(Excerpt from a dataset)
━━━━━━━━━━━━━━━━━━━━
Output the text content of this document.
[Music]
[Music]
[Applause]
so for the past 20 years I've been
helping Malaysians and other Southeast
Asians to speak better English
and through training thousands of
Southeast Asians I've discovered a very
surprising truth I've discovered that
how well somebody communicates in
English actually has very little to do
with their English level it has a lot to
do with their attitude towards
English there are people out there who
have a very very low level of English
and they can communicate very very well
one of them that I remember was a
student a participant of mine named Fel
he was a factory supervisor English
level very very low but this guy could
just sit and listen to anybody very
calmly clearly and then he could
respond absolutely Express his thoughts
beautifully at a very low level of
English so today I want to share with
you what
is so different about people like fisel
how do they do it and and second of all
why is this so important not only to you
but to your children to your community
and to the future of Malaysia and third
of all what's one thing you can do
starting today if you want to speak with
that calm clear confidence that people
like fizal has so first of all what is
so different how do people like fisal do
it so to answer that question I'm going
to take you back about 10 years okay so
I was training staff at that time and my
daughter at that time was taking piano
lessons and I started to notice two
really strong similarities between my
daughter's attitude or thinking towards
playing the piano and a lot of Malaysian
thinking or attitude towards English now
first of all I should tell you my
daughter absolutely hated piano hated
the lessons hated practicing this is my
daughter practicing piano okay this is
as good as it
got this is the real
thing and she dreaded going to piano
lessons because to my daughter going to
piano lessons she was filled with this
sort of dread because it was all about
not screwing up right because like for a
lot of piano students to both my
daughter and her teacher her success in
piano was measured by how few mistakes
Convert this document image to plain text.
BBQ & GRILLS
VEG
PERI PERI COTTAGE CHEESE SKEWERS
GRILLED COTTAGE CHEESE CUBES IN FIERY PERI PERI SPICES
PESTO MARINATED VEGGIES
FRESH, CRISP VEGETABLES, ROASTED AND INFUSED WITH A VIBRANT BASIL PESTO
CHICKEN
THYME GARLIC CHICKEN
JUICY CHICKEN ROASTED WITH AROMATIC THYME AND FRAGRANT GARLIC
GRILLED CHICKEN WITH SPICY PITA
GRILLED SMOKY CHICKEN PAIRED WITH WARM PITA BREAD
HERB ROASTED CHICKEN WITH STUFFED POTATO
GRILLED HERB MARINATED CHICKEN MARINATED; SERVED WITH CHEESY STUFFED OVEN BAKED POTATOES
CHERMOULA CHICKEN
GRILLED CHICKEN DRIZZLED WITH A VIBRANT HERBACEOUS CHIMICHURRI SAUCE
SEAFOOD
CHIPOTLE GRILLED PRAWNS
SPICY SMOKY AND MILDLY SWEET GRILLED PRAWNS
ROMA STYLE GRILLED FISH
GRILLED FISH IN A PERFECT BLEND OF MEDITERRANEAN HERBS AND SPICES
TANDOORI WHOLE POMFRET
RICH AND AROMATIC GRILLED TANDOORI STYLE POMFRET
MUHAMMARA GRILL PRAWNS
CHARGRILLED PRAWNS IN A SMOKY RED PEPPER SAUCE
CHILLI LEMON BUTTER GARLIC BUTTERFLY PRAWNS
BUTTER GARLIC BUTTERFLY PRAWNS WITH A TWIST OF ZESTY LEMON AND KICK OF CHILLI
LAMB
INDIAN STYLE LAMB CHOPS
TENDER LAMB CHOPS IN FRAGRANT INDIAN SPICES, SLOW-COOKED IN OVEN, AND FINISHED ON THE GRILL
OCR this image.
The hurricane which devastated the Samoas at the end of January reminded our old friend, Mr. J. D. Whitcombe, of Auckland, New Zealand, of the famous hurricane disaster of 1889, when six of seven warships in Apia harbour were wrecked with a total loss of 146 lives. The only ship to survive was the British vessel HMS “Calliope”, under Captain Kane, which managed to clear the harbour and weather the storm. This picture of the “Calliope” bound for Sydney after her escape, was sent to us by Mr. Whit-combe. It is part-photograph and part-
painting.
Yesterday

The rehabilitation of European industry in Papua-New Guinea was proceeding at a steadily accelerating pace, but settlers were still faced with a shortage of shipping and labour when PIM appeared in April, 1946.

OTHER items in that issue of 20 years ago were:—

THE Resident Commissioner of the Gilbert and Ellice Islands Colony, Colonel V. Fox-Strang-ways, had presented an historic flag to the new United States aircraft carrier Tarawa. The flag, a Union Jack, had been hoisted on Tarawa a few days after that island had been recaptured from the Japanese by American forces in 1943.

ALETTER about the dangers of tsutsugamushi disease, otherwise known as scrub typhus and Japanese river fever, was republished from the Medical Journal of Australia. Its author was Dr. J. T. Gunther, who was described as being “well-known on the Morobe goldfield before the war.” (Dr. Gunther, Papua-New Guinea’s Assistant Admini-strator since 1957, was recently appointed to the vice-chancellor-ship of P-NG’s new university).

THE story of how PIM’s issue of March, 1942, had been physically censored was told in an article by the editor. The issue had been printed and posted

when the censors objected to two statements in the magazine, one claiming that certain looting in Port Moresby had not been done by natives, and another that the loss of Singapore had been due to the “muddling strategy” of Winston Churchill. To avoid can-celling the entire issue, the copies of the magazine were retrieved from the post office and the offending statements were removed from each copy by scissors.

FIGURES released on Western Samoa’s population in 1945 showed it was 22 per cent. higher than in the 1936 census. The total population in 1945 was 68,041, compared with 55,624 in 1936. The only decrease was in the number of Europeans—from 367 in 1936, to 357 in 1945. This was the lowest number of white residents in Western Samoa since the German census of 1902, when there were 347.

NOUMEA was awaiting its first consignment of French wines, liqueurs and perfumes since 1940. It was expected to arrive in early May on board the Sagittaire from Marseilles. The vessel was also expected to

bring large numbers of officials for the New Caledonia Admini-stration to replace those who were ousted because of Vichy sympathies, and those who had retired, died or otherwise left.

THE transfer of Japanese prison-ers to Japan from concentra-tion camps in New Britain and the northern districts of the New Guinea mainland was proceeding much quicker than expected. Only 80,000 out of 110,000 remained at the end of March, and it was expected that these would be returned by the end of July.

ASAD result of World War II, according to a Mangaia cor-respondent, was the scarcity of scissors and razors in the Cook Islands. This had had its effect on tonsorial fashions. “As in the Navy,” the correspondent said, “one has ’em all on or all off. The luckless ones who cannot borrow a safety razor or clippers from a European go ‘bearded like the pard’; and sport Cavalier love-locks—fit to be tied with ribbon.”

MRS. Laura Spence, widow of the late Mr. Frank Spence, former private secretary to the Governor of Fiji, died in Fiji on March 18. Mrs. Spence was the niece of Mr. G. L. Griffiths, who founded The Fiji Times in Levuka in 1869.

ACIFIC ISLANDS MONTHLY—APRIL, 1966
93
━━━━━━━━━━━━━━━━━━━━
WHAT YOU NEED TO DO: Write out all the lines again, exactly as they are.

TASK SOLUTION:
Output the text content of this document.
[Music]
[Music]
[Applause]
so for the past 20 years I've been
helping Malaysians and other Southeast
Asians to speak better English
and through training thousands of
Southeast Asians I've discovered a very
surprising truth I've discovered that
how well somebody communicates in
English actually has very little to do
with their English level it has a lot to
do with their attitude towards
English there are people out there who
have a very very low level of English
and they can communicate very very well
one of them that I remember was a
student a participant of mine named Fel
he was a factory supervisor English
level very very low but this guy could
just sit and listen to anybody very
calmly clearly and then he could
respond absolutely Express his thoughts
beautifully at a very low level of
English so today I want to share with
you what
is so different about people like fisel
how do they do it and and second of all
why is this so important not only to you
but to your children to your community
and to the future of Malaysia and third
of all what's one thing you can do
starting today if you want to speak with
that calm clear confidence that people
like fizal has so first of all what is
so different how do people like fisal do
it so to answer that question I'm going
to take you back about 10 years okay so
I was training staff at that time and my
daughter at that time was taking piano
lessons and I started to notice two
really strong similarities between my
daughter's attitude or thinking towards
playing the piano and a lot of Malaysian
thinking or attitude towards English now
first of all I should tell you my
daughter absolutely hated piano hated
the lessons hated practicing this is my
daughter practicing piano okay this is
as good as it
got this is the real
thing and she dreaded going to piano
lessons because to my daughter going to
piano lessons she was filled with this
sort of dread because it was all about
not screwing up right because like for a
lot of piano students to both my
daughter and her teacher her success in
piano was measured by how few mistakes
Convert this document image to plain text.
BBQ & GRILLS
VEG
PERI PERI COTTAGE CHEESE SKEWERS
GRILLED COTTAGE CHEESE CUBES IN FIERY PERI PERI SPICES
PESTO MARINATED VEGGIES
FRESH, CRISP VEGETABLES, ROASTED AND INFUSED WITH A VIBRANT BASIL PESTO
CHICKEN
THYME GARLIC CHICKEN
JUICY CHICKEN ROASTED WITH AROMATIC THYME AND FRAGRANT GARLIC
GRILLED CHICKEN WITH SPICY PITA
GRILLED SMOKY CHICKEN PAIRED WITH WARM PITA BREAD
HERB ROASTED CHICKEN WITH STUFFED POTATO
GRILLED HERB MARINATED CHICKEN MARINATED; SERVED WITH CHEESY STUFFED OVEN BAKED POTATOES
CHERMOULA CHICKEN
GRILLED CHICKEN DRIZZLED WITH A VIBRANT HERBACEOUS CHIMICHURRI SAUCE
SEAFOOD
CHIPOTLE GRILLED PRAWNS
SPICY SMOKY AND MILDLY SWEET GRILLED PRAWNS
ROMA STYLE GRILLED FISH
GRILLED FISH IN A PERFECT BLEND OF MEDITERRANEAN HERBS AND SPICES
TANDOORI WHOLE POMFRET
RICH AND AROMATIC GRILLED TANDOORI STYLE POMFRET
MUHAMMARA GRILL PRAWNS
CHARGRILLED PRAWNS IN A SMOKY RED PEPPER SAUCE
CHILLI LEMON BUTTER GARLIC BUTTERFLY PRAWNS
BUTTER GARLIC BUTTERFLY PRAWNS WITH A TWIST OF ZESTY LEMON AND KICK OF CHILLI
LAMB
INDIAN STYLE LAMB CHOPS
TENDER LAMB CHOPS IN FRAGRANT INDIAN SPICES, SLOW-COOKED IN OVEN, AND FINISHED ON THE GRILL
OCR this image.
The hurricane which devastated the Samoas at the end of January reminded our old friend, Mr. J. D. Whitcombe, of Auckland, New Zealand, of the famous hurricane disaster of 1889, when six of seven warships in Apia harbour were wrecked with a total loss of 146 lives. The only ship to survive was the British vessel HMS “Calliope”, under Captain Kane, which managed to clear the harbour and weather the storm. This picture of the “Calliope” bound for Sydney after her escape, was sent to us by Mr. Whit-combe. It is part-photograph and part-
painting.
Yesterday

The rehabilitation of European industry in Papua-New Guinea was proceeding at a steadily accelerating pace, but settlers were still faced with a shortage of shipping and labour when PIM appeared in April, 1946.

OTHER items in that issue of 20 years ago were:—

THE Resident Commissioner of the Gilbert and Ellice Islands Colony, Colonel V. Fox-Strang-ways, had presented an historic flag to the new United States aircraft carrier Tarawa. The flag, a Union Jack, had been hoisted on Tarawa a few days after that island had been recaptured from the Japanese by American forces in 1943.

ALETTER about the dangers of tsutsugamushi disease, otherwise known as scrub typhus and Japanese river fever, was republished from the Medical Journal of Australia. Its author was Dr. J. T. Gunther, who was described as being “well-known on the Morobe goldfield before the war.” (Dr. Gunther, Papua-New Guinea’s Assistant Admini-strator since 1957, was recently appointed to the vice-chancellor-ship of P-NG’s new university).

THE story of how PIM’s issue of March, 1942, had been physically censored was told in an article by the editor. The issue had been printed and posted

when the censors objected to two statements in the magazine, one claiming that certain looting in Port Moresby had not been done by natives, and another that the loss of Singapore had been due to the “muddling strategy” of Winston Churchill. To avoid can-celling the entire issue, the copies of the magazine were retrieved from the post office and the offending statements were removed from each copy by scissors.

FIGURES released on Western Samoa’s population in 1945 showed it was 22 per cent. higher than in the 1936 census. The total population in 1945 was 68,041, compared with 55,624 in 1936. The only decrease was in the number of Europeans—from 367 in 1936, to 357 in 1945. This was the lowest number of white residents in Western Samoa since the German census of 1902, when there were 347.

NOUMEA was awaiting its first consignment of French wines, liqueurs and perfumes since 1940. It was expected to arrive in early May on board the Sagittaire from Marseilles. The vessel was also expected to

bring large numbers of officials for the New Caledonia Admini-stration to replace those who were ousted because of Vichy sympathies, and those who had retired, died or otherwise left.

THE transfer of Japanese prison-ers to Japan from concentra-tion camps in New Britain and the northern districts of the New Guinea mainland was proceeding much quicker than expected. Only 80,000 out of 110,000 remained at the end of March, and it was expected that these would be returned by the end of July.

ASAD result of World War II, according to a Mangaia cor-respondent, was the scarcity of scissors and razors in the Cook Islands. This had had its effect on tonsorial fashions. “As in the Navy,” the correspondent said, “one has ’em all on or all off. The luckless ones who cannot borrow a safety razor or clippers from a European go ‘bearded like the pard’; and sport Cavalier love-locks—fit to be tied with ribbon.”

MRS. Laura Spence, widow of the late Mr. Frank Spence, former private secretary to the Governor of Fiji, died in Fiji on March 18. Mrs. Spence was the niece of Mr. G. L. Griffiths, who founded The Fiji Times in Levuka in 1869.

ACIFIC ISLANDS MONTHLY—APRIL, 1966
93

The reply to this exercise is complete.